Exercise: Your task is to transcribe the data in full.

>>>>>

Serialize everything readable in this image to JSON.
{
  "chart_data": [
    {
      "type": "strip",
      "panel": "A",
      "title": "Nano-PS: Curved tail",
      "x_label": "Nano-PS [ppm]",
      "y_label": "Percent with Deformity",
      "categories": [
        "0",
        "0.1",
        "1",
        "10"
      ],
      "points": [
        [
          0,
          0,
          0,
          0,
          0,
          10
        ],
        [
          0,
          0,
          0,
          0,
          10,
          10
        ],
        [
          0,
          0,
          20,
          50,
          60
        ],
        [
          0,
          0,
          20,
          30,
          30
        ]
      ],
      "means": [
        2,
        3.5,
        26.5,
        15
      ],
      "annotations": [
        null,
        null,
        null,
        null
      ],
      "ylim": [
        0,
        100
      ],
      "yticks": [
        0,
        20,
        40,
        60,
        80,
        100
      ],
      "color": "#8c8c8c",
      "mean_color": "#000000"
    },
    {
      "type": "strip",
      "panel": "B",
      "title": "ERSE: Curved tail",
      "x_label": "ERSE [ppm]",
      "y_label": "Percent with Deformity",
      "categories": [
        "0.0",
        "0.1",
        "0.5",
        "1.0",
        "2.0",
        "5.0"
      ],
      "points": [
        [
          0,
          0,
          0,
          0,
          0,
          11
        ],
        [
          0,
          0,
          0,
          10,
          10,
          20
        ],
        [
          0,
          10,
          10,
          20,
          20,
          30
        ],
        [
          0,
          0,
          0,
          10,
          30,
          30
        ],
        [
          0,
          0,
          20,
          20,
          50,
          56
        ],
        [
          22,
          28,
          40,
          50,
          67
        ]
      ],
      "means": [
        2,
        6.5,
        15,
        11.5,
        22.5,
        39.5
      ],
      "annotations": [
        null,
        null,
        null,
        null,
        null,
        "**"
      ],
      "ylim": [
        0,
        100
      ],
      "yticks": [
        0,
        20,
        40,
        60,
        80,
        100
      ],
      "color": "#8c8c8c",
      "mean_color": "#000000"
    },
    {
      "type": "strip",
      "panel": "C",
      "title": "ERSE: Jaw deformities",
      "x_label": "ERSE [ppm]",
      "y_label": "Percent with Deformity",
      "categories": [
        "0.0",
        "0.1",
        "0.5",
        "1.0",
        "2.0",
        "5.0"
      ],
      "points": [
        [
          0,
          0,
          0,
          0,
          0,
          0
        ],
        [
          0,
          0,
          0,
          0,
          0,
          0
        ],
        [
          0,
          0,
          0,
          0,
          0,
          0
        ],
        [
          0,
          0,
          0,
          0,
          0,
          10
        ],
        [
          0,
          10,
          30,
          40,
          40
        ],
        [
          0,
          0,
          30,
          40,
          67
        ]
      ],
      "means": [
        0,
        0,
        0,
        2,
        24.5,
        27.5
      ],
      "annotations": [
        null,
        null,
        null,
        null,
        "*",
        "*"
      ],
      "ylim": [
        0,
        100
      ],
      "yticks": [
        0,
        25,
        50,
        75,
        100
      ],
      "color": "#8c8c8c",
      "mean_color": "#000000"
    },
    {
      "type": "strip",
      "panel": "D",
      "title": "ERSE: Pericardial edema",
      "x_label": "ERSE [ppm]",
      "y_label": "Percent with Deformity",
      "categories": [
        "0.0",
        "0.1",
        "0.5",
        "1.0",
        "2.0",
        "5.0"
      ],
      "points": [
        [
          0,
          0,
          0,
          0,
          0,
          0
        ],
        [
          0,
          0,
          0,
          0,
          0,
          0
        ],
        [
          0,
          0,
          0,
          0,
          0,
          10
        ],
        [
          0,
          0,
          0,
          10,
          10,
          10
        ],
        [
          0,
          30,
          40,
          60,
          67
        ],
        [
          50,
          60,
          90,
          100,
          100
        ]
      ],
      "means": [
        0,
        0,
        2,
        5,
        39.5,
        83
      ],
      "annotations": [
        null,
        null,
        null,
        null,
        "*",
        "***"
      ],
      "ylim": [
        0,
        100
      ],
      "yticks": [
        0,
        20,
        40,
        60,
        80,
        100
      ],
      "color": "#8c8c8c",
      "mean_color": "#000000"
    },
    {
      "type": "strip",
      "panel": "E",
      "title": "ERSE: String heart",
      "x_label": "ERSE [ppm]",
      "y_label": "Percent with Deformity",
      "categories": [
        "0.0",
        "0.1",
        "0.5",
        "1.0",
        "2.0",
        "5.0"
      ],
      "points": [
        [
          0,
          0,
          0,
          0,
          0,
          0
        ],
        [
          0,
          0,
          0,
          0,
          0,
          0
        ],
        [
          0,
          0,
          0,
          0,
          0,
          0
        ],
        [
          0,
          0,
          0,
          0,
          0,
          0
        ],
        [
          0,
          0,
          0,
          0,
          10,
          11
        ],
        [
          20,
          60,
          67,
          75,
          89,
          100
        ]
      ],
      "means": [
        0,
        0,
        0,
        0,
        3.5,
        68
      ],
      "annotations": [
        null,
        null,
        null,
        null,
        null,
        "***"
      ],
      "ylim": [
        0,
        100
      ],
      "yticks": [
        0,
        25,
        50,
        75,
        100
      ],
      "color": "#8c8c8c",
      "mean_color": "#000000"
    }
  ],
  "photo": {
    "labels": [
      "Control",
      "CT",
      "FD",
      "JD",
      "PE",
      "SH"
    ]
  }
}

<<<<<

Output below:
Serialize everything readable in this image to JSON.
{
  "chart_data": [
    {
      "type": "strip",
      "panel": "A",
      "title": "Nano-PS: Curved tail",
      "x_label": "Nano-PS [ppm]",
      "y_label": "Percent with Deformity",
      "categories": [
        "0",
        "0.1",
        "1",
        "10"
      ],
      "points": [
        [
          0,
          0,
          0,
          0,
          0,
          10
        ],
        [
          0,
          0,
          0,
          0,
          10,
          10
        ],
        [
          0,
          0,
          20,
          50,
          60
        ],
        [
          0,
          0,
          20,
          30,
          30
        ]
      ],
      "means": [
        2,
        3.5,
        26.5,
        15
      ],
      "annotations": [
        null,
        null,
        null,
        null
      ],
      "ylim": [
        0,
        100
      ],
      "yticks": [
        0,
        20,
        40,
        60,
        80,
        100
      ],
      "color": "#8c8c8c",
      "mean_color": "#000000"
    },
    {
      "type": "strip",
      "panel": "B",
      "title": "ERSE: Curved tail",
      "x_label": "ERSE [ppm]",
      "y_label": "Percent with Deformity",
      "categories": [
        "0.0",
        "0.1",
        "0.5",
        "1.0",
        "2.0",
        "5.0"
      ],
      "points": [
        [
          0,
          0,
          0,
          0,
          0,
          11
        ],
        [
          0,
          0,
          0,
          10,
          10,
          20
        ],
        [
          0,
          10,
          10,
          20,
          20,
          30
        ],
        [
          0,
          0,
          0,
          10,
          30,
          30
        ],
        [
          0,
          0,
          20,
          20,
          50,
          56
        ],
        [
          22,
          28,
          40,
          50,
          67
        ]
      ],
      "means": [
        2,
        6.5,
        15,
        11.5,
        22.5,
        39.5
      ],
      "annotations": [
        null,
        null,
        null,
        null,
        null,
        "**"
      ],
      "ylim": [
        0,
        100
      ],
      "yticks": [
        0,
        20,
        40,
        60,
        80,
        100
      ],
      "color": "#8c8c8c",
      "mean_color": "#000000"
    },
    {
      "type": "strip",
      "panel": "C",
      "title": "ERSE: Jaw deformities",
      "x_label": "ERSE [ppm]",
      "y_label": "Percent with Deformity",
      "categories": [
        "0.0",
        "0.1",
        "0.5",
        "1.0",
        "2.0",
        "5.0"
      ],
      "points": [
        [
          0,
          0,
          0,
          0,
          0,
          0
        ],
        [
          0,
          0,
          0,
          0,
          0,
          0
        ],
        [
          0,
          0,
          0,
          0,
          0,
          0
        ],
        [
          0,
          0,
          0,
          0,
          0,
          10
        ],
        [
          0,
          10,
          30,
          40,
          40
        ],
        [
          0,
          0,
          30,
          40,
          67
        ]
      ],
      "means": [
        0,
        0,
        0,
        2,
        24.5,
        27.5
      ],
      "annotations": [
        null,
        null,
        null,
        null,
        "*",
        "*"
      ],
      "ylim": [
        0,
        100
      ],
      "yticks": [
        0,
        25,
        50,
        75,
        100
      ],
      "color": "#8c8c8c",
      "mean_color": "#000000"
    },
    {
      "type": "strip",
      "panel": "D",
      "title": "ERSE: Pericardial edema",
      "x_label": "ERSE [ppm]",
      "y_label": "Percent with Deformity",
      "categories": [
        "0.0",
        "0.1",
        "0.5",
        "1.0",
        "2.0",
        "5.0"
      ],
      "points": [
        [
          0,
          0,
          0,
          0,
          0,
          0
        ],
        [
          0,
          0,
          0,
          0,
          0,
          0
        ],
        [
          0,
          0,
          0,
          0,
          0,
          10
        ],
        [
          0,
          0,
          0,
          10,
          10,
          10
        ],
        [
          0,
          30,
          40,
          60,
          67
        ],
        [
          50,
          60,
          90,
          100,
          100
        ]
      ],
      "means": [
        0,
        0,
        2,
        5,
        39.5,
        83
      ],
      "annotations": [
        null,
        null,
        null,
        null,
        "*",
        "***"
      ],
      "ylim": [
        0,
        100
      ],
      "yticks": [
        0,
        20,
        40,
        60,
        80,
        100
      ],
      "color": "#8c8c8c",
      "mean_color": "#000000"
    },
    {
      "type": "strip",
      "panel": "E",
      "title": "ERSE: String heart",
      "x_label": "ERSE [ppm]",
      "y_label": "Percent with Deformity",
      "categories": [
        "0.0",
        "0.1",
        "0.5",
        "1.0",
        "2.0",
        "5.0"
      ],
      "points": [
        [
          0,
          0,
          0,
          0,
          0,
          0
        ],
        [
          0,
          0,
          0,
          0,
          0,
          0
        ],
        [
          0,
          0,
          0,
          0,
          0,
          0
        ],
        [
          0,
          0,
          0,
          0,
          0,
          0
        ],
        [
          0,
          0,
          0,
          0,
          10,
          11
        ],
        [
          20,
          60,
          67,
          75,
          89,
          100
        ]
      ],
      "means": [
        0,
        0,
        0,
        0,
        3.5,
        68
      ],
      "annotations": [
        null,
        null,
        null,
        null,
        null,
        "***"
      ],
      "ylim": [
        0,
        100
      ],
      "yticks": [
        0,
        25,
        50,
        75,
        100
      ],
      "color": "#8c8c8c",
      "mean_color": "#000000"
    }
  ],
  "photo": {
    "labels": [
      "Control",
      "CT",
      "FD",
      "JD",
      "PE",
      "SH"
    ]
  }
}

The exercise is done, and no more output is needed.